(Layout element annotations)
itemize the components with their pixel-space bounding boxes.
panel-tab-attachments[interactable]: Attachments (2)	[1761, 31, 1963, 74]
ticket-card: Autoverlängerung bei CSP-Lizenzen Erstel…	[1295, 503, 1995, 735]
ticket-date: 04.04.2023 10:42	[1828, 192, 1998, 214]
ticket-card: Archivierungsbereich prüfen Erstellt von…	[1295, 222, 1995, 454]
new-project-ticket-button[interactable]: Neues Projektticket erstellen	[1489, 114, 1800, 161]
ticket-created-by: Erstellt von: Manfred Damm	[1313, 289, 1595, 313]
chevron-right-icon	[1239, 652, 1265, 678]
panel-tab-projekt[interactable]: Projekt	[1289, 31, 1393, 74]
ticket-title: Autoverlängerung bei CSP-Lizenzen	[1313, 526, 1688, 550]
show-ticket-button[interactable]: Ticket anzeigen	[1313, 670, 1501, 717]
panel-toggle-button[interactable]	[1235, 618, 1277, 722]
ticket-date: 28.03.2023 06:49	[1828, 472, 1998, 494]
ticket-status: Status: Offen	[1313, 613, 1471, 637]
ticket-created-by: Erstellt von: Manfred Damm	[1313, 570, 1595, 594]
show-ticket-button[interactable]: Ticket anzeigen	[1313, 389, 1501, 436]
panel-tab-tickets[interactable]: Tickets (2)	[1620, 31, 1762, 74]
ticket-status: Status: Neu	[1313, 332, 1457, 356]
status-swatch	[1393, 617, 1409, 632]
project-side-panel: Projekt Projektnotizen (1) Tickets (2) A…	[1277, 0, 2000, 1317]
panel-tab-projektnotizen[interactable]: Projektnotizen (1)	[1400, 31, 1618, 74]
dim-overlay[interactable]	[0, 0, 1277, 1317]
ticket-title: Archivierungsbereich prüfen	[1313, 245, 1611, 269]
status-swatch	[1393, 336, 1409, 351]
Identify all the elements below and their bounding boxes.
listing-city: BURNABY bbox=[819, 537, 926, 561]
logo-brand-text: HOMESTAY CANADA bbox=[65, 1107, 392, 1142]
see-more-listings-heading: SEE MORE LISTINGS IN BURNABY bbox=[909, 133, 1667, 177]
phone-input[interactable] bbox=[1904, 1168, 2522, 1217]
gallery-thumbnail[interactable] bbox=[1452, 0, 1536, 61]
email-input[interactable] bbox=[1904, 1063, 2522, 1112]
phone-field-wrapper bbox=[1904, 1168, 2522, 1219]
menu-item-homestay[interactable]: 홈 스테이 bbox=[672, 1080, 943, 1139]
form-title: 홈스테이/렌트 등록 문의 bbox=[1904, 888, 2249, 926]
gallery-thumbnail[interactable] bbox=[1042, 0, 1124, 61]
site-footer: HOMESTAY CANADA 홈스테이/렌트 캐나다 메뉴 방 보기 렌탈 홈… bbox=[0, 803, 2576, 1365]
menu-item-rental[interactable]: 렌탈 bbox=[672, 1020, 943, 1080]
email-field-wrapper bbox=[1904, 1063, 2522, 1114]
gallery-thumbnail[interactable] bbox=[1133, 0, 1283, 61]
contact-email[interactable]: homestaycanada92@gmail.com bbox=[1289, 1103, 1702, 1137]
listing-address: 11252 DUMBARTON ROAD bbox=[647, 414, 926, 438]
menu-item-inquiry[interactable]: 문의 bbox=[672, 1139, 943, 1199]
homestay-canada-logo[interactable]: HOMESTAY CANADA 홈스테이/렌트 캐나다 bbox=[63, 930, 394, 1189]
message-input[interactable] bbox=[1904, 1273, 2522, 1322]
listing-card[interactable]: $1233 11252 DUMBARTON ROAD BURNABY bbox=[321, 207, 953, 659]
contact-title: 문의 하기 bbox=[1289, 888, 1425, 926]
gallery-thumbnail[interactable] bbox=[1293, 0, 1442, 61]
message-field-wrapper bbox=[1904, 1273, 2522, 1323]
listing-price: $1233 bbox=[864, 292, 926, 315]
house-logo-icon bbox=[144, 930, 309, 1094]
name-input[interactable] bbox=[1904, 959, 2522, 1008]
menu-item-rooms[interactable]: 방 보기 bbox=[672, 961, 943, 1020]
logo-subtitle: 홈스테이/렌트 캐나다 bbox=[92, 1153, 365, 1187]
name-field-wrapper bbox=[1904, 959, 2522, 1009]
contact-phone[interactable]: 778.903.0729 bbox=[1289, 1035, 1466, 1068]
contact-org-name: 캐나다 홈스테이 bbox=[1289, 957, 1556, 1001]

__DESCRIPTION OF THE TASK__. Rewrite every line of the material above as a numbered list, leaving out any blank lines.

__WRITTEN SOLUTION__.
1. itemize the components with their pixel-space bounding boxes.
2. panel-tab-attachments[interactable]: Attachments (2)	[1761, 31, 1963, 74]
3. ticket-card: Autoverlängerung bei CSP-Lizenzen Erstel…	[1295, 503, 1995, 735]
4. ticket-date: 04.04.2023 10:42	[1828, 192, 1998, 214]
5. ticket-card: Archivierungsbereich prüfen Erstellt von…	[1295, 222, 1995, 454]
6. new-project-ticket-button[interactable]: Neues Projektticket erstellen	[1489, 114, 1800, 161]
7. ticket-created-by: Erstellt von: Manfred Damm	[1313, 289, 1595, 313]
8. chevron-right-icon	[1239, 652, 1265, 678]
9. panel-tab-projekt[interactable]: Projekt	[1289, 31, 1393, 74]
10. ticket-title: Autoverlängerung bei CSP-Lizenzen	[1313, 526, 1688, 550]
11. show-ticket-button[interactable]: Ticket anzeigen	[1313, 670, 1501, 717]
12. panel-toggle-button[interactable]	[1235, 618, 1277, 722]
13. ticket-date: 28.03.2023 06:49	[1828, 472, 1998, 494]
14. ticket-status: Status: Offen	[1313, 613, 1471, 637]
15. ticket-created-by: Erstellt von: Manfred Damm	[1313, 570, 1595, 594]
16. show-ticket-button[interactable]: Ticket anzeigen	[1313, 389, 1501, 436]
17. panel-tab-tickets[interactable]: Tickets (2)	[1620, 31, 1762, 74]
18. ticket-status: Status: Neu	[1313, 332, 1457, 356]
19. status-swatch	[1393, 617, 1409, 632]
20. project-side-panel: Projekt Projektnotizen (1) Tickets (2) A…	[1277, 0, 2000, 1317]
21. panel-tab-projektnotizen[interactable]: Projektnotizen (1)	[1400, 31, 1618, 74]
22. dim-overlay[interactable]	[0, 0, 1277, 1317]
23. ticket-title: Archivierungsbereich prüfen	[1313, 245, 1611, 269]
24. status-swatch	[1393, 336, 1409, 351]
25. Identify all the elements below and their bounding boxes.
26. listing-city: BURNABY bbox=[819, 537, 926, 561]
27. logo-brand-text: HOMESTAY CANADA bbox=[65, 1107, 392, 1142]
28. see-more-listings-heading: SEE MORE LISTINGS IN BURNABY bbox=[909, 133, 1667, 177]
29. phone-input[interactable] bbox=[1904, 1168, 2522, 1217]
30. gallery-thumbnail[interactable] bbox=[1452, 0, 1536, 61]
31. email-input[interactable] bbox=[1904, 1063, 2522, 1112]
32. phone-field-wrapper bbox=[1904, 1168, 2522, 1219]
33. menu-item-homestay[interactable]: 홈 스테이 bbox=[672, 1080, 943, 1139]
34. form-title: 홈스테이/렌트 등록 문의 bbox=[1904, 888, 2249, 926]
35. gallery-thumbnail[interactable] bbox=[1042, 0, 1124, 61]
36. site-footer: HOMESTAY CANADA 홈스테이/렌트 캐나다 메뉴 방 보기 렌탈 홈… bbox=[0, 803, 2576, 1365]
37. menu-item-rental[interactable]: 렌탈 bbox=[672, 1020, 943, 1080]
38. email-field-wrapper bbox=[1904, 1063, 2522, 1114]
39. gallery-thumbnail[interactable] bbox=[1133, 0, 1283, 61]
40. contact-email[interactable]: homestaycanada92@gmail.com bbox=[1289, 1103, 1702, 1137]
41. listing-address: 11252 DUMBARTON ROAD bbox=[647, 414, 926, 438]
42. menu-item-inquiry[interactable]: 문의 bbox=[672, 1139, 943, 1199]
43. homestay-canada-logo[interactable]: HOMESTAY CANADA 홈스테이/렌트 캐나다 bbox=[63, 930, 394, 1189]
44. message-input[interactable] bbox=[1904, 1273, 2522, 1322]
45. listing-card[interactable]: $1233 11252 DUMBARTON ROAD BURNABY bbox=[321, 207, 953, 659]
46. contact-title: 문의 하기 bbox=[1289, 888, 1425, 926]
47. gallery-thumbnail[interactable] bbox=[1293, 0, 1442, 61]
48. message-field-wrapper bbox=[1904, 1273, 2522, 1323]
49. listing-price: $1233 bbox=[864, 292, 926, 315]
50. house-logo-icon bbox=[144, 930, 309, 1094]
51. name-input[interactable] bbox=[1904, 959, 2522, 1008]
52. menu-item-rooms[interactable]: 방 보기 bbox=[672, 961, 943, 1020]
53. logo-subtitle: 홈스테이/렌트 캐나다 bbox=[92, 1153, 365, 1187]
54. name-field-wrapper bbox=[1904, 959, 2522, 1009]
55. contact-phone[interactable]: 778.903.0729 bbox=[1289, 1035, 1466, 1068]
56. contact-org-name: 캐나다 홈스테이 bbox=[1289, 957, 1556, 1001]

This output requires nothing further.